Return each line of the data below exactly, omitting any pictures.
• • • • • • •
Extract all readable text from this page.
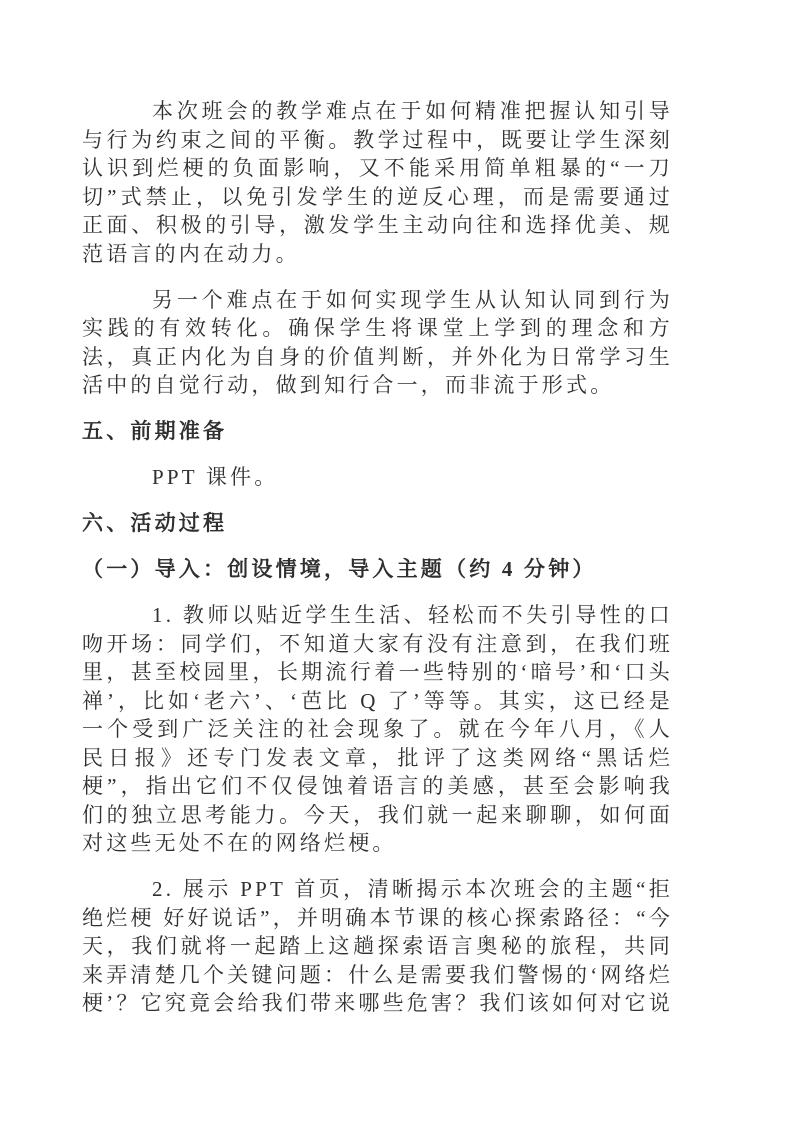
本次班会的教学难点在于如何精准把握认知引导与行为约束之间的平衡。教学过程中，既要让学生深刻认识到烂梗的负面影响，又不能采用简单粗暴的“一刀切”式禁止，以免引发学生的逆反心理，而是需要通过正面、积极的引导，激发学生主动向往和选择优美、规范语言的内在动力。

另一个难点在于如何实现学生从认知认同到行为实践的有效转化。确保学生将课堂上学到的理念和方法，真正内化为自身的价值判断，并外化为日常学习生活中的自觉行动，做到知行合一，而非流于形式。

五、前期准备

PPT 课件。

六、活动过程
（一）导入：创设情境，导入主题（约 4 分钟）

1. 教师以贴近学生生活、轻松而不失引导性的口吻开场：同学们，不知道大家有没有注意到，在我们班里，甚至校园里，长期流行着一些特别的‘暗号’和‘口头禅’，比如‘老六’、‘芭比 Q 了’等等。其实，这已经是一个受到广泛关注的社会现象了。就在今年八月，《人民日报》还专门发表文章，批评了这类网络“黑话烂梗”，指出它们不仅侵蚀着语言的美感，甚至会影响我们的独立思考能力。今天，我们就一起来聊聊，如何面对这些无处不在的网络烂梗。

2. 展示 PPT 首页，清晰揭示本次班会的主题“拒绝烂梗 好好说话”，并明确本节课的核心探索路径：“今天，我们就将一起踏上这趟探索语言奥秘的旅程，共同来弄清楚几个关键问题：什么是需要我们警惕的‘网络烂梗’？它究竟会给我们带来哪些危害？我们该如何对它说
• • • • • • •
(Solution):
Extract all readable text from this page.
本次班会的教学难点在于如何精准把握认知引导与行为约束之间的平衡。教学过程中，既要让学生深刻认识到烂梗的负面影响，又不能采用简单粗暴的“一刀切”式禁止，以免引发学生的逆反心理，而是需要通过正面、积极的引导，激发学生主动向往和选择优美、规范语言的内在动力。

另一个难点在于如何实现学生从认知认同到行为实践的有效转化。确保学生将课堂上学到的理念和方法，真正内化为自身的价值判断，并外化为日常学习生活中的自觉行动，做到知行合一，而非流于形式。

五、前期准备

PPT 课件。

六、活动过程
（一）导入：创设情境，导入主题（约 4 分钟）

1. 教师以贴近学生生活、轻松而不失引导性的口吻开场：同学们，不知道大家有没有注意到，在我们班里，甚至校园里，长期流行着一些特别的‘暗号’和‘口头禅’，比如‘老六’、‘芭比 Q 了’等等。其实，这已经是一个受到广泛关注的社会现象了。就在今年八月，《人民日报》还专门发表文章，批评了这类网络“黑话烂梗”，指出它们不仅侵蚀着语言的美感，甚至会影响我们的独立思考能力。今天，我们就一起来聊聊，如何面对这些无处不在的网络烂梗。

2. 展示 PPT 首页，清晰揭示本次班会的主题“拒绝烂梗 好好说话”，并明确本节课的核心探索路径：“今天，我们就将一起踏上这趟探索语言奥秘的旅程，共同来弄清楚几个关键问题：什么是需要我们警惕的‘网络烂梗’？它究竟会给我们带来哪些危害？我们该如何对它说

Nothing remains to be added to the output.